======== Task inputs

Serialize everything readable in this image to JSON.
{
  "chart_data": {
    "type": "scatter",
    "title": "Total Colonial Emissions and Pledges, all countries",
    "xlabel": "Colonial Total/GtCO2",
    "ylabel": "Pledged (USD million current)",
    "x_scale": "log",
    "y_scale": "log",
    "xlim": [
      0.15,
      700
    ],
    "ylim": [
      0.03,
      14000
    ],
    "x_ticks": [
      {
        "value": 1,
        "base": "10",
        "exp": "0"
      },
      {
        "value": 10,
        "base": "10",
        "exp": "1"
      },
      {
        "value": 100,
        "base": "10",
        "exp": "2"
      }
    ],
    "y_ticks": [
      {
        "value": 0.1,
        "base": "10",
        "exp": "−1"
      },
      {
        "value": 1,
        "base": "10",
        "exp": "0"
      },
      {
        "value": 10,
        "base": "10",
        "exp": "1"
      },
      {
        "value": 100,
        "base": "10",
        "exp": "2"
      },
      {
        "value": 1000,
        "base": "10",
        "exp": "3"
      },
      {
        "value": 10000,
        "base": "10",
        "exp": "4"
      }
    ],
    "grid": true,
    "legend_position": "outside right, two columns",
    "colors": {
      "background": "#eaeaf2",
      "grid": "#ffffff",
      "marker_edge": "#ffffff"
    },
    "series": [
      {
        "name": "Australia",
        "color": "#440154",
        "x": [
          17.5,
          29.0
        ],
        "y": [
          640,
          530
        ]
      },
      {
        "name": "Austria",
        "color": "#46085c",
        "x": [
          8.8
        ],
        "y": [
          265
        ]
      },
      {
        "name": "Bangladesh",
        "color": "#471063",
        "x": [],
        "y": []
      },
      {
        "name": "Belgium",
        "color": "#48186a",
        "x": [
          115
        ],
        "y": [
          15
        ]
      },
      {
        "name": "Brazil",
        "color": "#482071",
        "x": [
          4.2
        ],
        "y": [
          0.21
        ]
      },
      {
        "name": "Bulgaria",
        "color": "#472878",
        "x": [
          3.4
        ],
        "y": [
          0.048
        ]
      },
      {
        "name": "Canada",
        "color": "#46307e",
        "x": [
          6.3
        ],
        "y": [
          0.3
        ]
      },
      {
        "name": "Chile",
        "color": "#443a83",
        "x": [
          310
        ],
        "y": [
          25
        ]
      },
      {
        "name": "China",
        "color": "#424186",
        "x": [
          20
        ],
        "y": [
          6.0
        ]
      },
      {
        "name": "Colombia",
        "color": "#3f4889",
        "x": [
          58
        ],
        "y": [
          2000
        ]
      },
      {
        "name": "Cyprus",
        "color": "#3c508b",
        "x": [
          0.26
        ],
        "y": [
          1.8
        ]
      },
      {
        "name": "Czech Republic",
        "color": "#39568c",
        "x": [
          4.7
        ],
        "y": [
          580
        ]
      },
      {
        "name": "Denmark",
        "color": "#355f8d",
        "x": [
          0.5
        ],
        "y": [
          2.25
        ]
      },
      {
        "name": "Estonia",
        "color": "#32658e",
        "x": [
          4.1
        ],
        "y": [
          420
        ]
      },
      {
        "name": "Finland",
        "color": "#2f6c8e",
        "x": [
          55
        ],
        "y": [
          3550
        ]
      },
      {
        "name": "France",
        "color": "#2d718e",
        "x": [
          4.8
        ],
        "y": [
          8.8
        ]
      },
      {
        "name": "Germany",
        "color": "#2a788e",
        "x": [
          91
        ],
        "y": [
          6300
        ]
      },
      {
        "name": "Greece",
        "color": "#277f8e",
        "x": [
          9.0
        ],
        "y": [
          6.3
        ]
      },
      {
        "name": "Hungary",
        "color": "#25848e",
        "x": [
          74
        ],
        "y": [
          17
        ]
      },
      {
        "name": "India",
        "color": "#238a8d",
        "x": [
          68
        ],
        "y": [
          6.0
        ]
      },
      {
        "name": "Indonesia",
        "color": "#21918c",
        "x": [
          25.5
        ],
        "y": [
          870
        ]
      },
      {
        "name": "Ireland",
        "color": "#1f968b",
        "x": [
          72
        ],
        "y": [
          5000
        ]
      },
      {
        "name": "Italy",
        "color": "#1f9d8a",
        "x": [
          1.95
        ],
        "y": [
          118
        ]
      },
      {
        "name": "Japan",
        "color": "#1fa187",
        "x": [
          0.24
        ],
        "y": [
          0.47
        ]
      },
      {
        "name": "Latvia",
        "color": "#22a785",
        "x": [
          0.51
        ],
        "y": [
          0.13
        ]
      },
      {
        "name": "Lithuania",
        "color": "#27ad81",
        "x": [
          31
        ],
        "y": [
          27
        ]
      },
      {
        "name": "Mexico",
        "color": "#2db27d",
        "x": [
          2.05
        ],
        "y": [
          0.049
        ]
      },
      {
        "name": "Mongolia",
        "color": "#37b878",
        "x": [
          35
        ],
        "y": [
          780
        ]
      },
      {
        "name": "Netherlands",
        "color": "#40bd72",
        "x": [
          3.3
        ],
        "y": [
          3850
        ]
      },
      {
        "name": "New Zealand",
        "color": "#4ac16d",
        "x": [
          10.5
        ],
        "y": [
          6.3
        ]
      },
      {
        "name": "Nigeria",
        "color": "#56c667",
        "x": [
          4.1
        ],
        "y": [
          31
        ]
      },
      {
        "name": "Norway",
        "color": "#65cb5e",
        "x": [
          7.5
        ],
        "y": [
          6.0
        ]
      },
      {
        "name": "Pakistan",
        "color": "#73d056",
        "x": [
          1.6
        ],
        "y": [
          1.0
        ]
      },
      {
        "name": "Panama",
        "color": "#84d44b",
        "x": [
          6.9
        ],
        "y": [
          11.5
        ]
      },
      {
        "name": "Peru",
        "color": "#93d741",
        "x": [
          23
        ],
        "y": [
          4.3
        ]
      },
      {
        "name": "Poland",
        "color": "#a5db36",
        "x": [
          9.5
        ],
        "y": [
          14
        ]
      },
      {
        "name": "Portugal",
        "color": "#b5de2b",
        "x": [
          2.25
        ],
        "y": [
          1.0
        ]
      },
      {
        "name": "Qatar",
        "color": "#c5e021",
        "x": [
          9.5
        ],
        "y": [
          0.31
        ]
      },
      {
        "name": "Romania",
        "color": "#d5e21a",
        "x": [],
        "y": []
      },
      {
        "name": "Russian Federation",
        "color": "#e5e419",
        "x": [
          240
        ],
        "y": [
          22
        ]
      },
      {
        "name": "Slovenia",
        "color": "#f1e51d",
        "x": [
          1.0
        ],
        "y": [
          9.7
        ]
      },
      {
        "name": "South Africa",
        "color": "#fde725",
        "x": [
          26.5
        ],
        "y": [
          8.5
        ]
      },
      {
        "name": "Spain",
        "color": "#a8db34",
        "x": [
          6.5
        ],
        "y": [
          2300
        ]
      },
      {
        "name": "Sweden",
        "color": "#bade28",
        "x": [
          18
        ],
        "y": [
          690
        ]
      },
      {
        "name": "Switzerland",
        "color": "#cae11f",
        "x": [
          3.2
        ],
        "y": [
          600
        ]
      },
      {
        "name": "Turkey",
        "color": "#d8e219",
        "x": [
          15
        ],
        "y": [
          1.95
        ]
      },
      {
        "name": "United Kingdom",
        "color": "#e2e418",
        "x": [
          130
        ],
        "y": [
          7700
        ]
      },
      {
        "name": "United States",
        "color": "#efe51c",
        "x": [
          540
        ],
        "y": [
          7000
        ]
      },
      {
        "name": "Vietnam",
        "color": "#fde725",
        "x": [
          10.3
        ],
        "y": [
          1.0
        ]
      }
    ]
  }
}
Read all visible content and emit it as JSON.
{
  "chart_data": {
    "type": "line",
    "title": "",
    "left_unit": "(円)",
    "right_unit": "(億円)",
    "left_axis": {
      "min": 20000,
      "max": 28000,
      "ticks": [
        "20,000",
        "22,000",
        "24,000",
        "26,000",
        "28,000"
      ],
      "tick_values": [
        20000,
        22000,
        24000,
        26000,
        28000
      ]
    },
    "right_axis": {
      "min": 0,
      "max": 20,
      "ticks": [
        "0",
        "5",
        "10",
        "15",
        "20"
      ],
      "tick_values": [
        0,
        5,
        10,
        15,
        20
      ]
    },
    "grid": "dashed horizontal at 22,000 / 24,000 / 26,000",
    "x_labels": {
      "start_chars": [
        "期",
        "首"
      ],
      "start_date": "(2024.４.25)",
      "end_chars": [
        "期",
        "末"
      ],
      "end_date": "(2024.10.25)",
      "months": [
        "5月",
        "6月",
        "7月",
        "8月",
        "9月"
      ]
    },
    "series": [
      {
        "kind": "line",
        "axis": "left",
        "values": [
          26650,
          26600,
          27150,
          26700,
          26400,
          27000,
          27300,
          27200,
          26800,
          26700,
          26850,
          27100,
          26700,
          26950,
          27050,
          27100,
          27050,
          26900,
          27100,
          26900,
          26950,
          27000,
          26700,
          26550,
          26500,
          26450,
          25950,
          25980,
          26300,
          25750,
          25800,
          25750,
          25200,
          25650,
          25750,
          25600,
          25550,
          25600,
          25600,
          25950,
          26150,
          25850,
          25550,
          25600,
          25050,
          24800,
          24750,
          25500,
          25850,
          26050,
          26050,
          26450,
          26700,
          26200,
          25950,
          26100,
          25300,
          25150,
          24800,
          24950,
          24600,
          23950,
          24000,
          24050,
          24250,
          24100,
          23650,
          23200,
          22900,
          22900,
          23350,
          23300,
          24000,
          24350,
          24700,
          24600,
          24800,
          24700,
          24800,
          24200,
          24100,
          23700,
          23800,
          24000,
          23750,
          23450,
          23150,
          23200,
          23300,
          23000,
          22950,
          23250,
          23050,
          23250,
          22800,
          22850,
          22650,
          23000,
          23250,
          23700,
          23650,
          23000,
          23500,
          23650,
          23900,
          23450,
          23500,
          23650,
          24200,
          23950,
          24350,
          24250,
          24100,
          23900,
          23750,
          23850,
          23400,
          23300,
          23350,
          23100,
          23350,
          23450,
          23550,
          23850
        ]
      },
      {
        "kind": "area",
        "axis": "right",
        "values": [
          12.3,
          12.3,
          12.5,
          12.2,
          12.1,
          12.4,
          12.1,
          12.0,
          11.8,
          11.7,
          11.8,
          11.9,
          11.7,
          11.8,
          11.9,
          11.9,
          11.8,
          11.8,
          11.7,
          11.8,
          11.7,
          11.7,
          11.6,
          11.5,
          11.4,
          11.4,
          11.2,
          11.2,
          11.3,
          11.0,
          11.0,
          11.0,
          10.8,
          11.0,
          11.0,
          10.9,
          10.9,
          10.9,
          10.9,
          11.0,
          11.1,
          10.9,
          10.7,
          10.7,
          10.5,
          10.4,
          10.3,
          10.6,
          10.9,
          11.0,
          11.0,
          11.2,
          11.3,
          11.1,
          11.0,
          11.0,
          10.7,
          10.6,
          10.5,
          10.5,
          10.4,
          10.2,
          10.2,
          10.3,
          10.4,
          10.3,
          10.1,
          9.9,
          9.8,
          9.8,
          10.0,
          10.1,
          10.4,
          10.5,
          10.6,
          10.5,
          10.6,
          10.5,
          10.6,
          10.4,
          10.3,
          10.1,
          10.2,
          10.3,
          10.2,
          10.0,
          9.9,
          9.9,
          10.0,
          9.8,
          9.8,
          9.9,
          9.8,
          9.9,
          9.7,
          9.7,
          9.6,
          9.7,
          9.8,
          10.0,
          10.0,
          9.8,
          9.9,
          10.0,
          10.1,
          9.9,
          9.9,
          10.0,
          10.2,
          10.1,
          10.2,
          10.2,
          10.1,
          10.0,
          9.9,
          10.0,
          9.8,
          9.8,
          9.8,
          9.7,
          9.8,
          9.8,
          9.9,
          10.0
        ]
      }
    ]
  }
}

================

**Written request**:
Check every line of the data above for the string "Colonial", and copy those that have it.

**Finished exercise**:
    "title": "Total Colonial Emissions and Pledges, all countries",
    "xlabel": "Colonial Total/GtCO2",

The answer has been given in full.